GARFIELD: The Hollywood story is just extraordinary, because not only did the rise of motion pictures parallel the rise of tobacco usage in the world, actors were eager to embrace it because, as you mentioned, you know, it was sexy, but also, also — dude! — it gave them something to do with their hands.

BRANDT: Absolutely, and it was like, this is a prop. I'm giving it to you. It's going to appeal to our consumers. They hired many major movie stars who smoked in their movies to then do advertisements for them.

GARFIELD: From Ronald Reagan to Mary Tyler Moore to the rugged and macho John Wayne.

JOHN WAYNE: Well, after you’ve been making a lot of strenuous scenes, you like to sit back and enjoy a cool, mild, good-tasting cigarette. And that’s just what Camels are, mild and good-tasting pack after pack. I know, I’ve been smoking ‘em for 20 years. So why don’t you try ‘em yourself. You’ll see what I mean.

GARFIELD: Frank Sinatra actually sang about his cigarette TV sponsor.

FRANK SINATRA: Cheeeesterfield. You start with a Grade A tobacco, the best that you can get. It’s the sound of big pleasure, the sound I’ll be making for Chesterfield in this time spot every week. It’ll be easy for me because Chesterfield is my brand. It has been for years.

GARFIELD: And Winston brokered a truly historic celebrity deal — or, anyway, prehistoric.

BARNEY RUBBLE: Winston packs rich tobaccos specially selected and specially processed for good flavor in filter smokin’.

FRED FLINTSONE: Yeah, Barney, Winston tastes good, like a … cigarette should.

GARFIELD: Yes, decades before before the cartoon Joe Camel outraged the public by targeting kids, R.J. Reynolds managed to co-opt the appeal of Fred Flintstone and Barney Rubble — neither of whom actually smoked Winstons, because they were animated characters from the Stone Age. The point being, though, that before anyone ever used the word “influencers,” Big Tobacco purchased endorsement from whomever conferred authority?

BRANDT: Many sports figures, movie actors, famous people, doctors, and they helped create this sort of cult of influence and personality. 

GARFIELD: Doctors. DOCTORS.

NARRATOR: Yes, folks, the pleasing mildness of a Camel is just as enjoyable to a doctor as it is to you or me. And according to this nationwide survey, more doctors smoke Camels than any other cigarette.

GARFIELD: So before 1952, when the epidemiology started piling up, these guys were wizards at social engineering. And so now it came time to turn those skills on the problem of debunking legitimate science. And hence the playbook you've described. Now, 1953 was 1953, but over time the epidemiological smoking guns were being validated by lab research, cancer in mice and eventually a more fundamental understanding of the effects of tar, nicotine and other chemicals at a cellular level. But controversy was the industry story and they were sticking with it. 

BRANDT: Yes, it worked for a very long time until it began to erode, because of the concerns that began to arise in the late 1950s, but especially the 1960s, about negligence and responsibility for the tobacco companies through torts and suits.

GARFIELD: Product liability.

▶ [Work instructions]
A - In the tobacco advertising transcript, which cigarette brand does John Wayne say he has been smoking for 20 years?
B - Translate this sentence from the tobacco advertising transcript into Spanish: "Frank Sinatra actually sang about his cigarette TV sponsor."
C - Write a continuation of the tobacco advertising transcript, starting right after its final line.

Structured page parsing data:
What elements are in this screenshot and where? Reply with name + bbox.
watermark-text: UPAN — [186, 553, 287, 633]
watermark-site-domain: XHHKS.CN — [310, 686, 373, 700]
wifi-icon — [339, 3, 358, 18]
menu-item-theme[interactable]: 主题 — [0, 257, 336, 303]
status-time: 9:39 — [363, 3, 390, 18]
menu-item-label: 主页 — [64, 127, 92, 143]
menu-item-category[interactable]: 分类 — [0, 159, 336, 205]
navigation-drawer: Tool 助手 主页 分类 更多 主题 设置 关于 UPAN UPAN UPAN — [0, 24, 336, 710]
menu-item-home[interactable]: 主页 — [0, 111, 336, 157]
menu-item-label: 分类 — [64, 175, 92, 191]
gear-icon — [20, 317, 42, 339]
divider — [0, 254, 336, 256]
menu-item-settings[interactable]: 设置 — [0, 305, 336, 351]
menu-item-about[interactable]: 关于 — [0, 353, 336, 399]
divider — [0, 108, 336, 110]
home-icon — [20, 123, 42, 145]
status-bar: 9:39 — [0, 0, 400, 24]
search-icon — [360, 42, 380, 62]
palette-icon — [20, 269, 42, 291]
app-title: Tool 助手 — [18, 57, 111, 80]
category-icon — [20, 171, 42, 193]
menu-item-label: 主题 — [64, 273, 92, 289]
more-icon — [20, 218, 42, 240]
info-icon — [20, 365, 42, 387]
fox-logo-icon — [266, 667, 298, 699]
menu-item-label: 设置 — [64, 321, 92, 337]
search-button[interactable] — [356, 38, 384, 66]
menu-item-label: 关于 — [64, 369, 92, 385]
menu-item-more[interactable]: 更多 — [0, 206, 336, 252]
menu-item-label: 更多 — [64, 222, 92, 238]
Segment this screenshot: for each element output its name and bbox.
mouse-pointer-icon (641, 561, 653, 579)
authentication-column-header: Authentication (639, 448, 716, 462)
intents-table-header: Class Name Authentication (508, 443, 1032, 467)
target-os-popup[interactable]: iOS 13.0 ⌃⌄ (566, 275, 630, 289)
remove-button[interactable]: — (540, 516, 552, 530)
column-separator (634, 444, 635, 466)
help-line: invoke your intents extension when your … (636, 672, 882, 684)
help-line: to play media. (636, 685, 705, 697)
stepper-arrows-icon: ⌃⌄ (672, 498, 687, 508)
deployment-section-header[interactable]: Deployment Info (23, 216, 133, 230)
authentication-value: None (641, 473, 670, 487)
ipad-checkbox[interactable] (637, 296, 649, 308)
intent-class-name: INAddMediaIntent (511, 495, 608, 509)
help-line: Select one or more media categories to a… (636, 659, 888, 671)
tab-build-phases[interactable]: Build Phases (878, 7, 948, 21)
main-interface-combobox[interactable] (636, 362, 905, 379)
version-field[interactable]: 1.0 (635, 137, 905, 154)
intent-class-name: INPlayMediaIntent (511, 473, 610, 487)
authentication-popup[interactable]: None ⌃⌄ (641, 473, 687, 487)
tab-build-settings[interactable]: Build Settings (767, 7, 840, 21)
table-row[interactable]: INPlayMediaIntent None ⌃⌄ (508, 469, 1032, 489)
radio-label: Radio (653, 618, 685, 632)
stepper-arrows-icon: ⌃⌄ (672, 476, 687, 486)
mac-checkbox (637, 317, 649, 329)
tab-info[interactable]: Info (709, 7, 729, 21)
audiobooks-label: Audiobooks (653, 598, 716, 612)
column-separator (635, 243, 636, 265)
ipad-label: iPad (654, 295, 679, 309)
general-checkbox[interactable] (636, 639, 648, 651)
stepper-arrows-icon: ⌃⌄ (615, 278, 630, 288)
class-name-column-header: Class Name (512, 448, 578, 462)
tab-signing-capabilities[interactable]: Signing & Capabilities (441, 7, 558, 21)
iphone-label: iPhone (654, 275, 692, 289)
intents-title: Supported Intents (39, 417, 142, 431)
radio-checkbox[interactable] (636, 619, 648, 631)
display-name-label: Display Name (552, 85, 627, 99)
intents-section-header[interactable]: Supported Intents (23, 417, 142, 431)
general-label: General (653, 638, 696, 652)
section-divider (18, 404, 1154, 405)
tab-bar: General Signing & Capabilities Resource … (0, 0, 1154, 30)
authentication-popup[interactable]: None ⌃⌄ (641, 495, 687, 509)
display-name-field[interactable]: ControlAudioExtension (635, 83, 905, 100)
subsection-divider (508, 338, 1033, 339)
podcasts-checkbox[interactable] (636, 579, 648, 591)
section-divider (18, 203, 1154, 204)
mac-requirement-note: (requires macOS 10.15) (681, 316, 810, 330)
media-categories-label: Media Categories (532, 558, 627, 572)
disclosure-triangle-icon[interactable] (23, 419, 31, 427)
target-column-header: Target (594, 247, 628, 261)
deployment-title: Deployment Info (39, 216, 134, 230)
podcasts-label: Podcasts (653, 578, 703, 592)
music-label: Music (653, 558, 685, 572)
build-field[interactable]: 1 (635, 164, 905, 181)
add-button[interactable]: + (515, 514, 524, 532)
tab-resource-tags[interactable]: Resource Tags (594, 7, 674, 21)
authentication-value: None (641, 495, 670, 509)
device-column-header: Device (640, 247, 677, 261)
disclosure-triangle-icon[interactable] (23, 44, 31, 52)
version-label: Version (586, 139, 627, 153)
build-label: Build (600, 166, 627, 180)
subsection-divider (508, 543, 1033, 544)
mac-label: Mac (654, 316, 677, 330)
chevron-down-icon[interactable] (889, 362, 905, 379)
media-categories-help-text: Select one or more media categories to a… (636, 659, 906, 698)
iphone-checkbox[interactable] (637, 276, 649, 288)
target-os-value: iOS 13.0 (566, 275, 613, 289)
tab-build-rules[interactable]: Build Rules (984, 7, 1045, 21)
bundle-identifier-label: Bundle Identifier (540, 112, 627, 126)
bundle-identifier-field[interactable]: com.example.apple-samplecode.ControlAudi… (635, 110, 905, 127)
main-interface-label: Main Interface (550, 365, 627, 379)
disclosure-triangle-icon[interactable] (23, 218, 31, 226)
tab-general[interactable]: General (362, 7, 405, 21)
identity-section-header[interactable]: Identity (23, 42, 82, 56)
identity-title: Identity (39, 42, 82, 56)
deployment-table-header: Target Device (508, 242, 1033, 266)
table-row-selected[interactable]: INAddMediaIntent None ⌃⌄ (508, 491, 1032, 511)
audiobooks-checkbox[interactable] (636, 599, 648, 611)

▶ [Answers given]
A - Camels

B - Frank Sinatra de hecho cantó sobre su patrocinador televisivo de cigarrillos.

C -
BRANDT: Yes. And so the lawyers kind of took over the strategy by 1960, certainly by 1964. And they said we don't have any choice, because otherwise the liabilities to the industry and information that we know it's harmful would undo the financial structure of the universe of the industries. And there are many ironies about this. Like, you sort of think, well, labeling cigarettes was a public health benefit. And at first the industry opposed labeling, but then the lawyers shift. They say, well, we actually need a label to protect us from liability. So, you know, the first label said: caution, cigarette smoking may be hazardous to your health. Actually, its biggest implication was that it protected the companies from liability.

GARFIELD: And if anyone said, well, how, you know, how could you have not warned us? They said, well, we did warn you.

BRANDT: The companies would say, well, you were aware that there was a label on the package, weren't you? And the litigant would say, yes, I was. And then they say, well, how can you hold our company responsible? And that's the way it went for a long time, really, until the 90s. And then a variety of forces began to direct very damning evidence to the companies. And one is it became very clear that the companies had maintained high levels of nicotine to keep smokers addicted.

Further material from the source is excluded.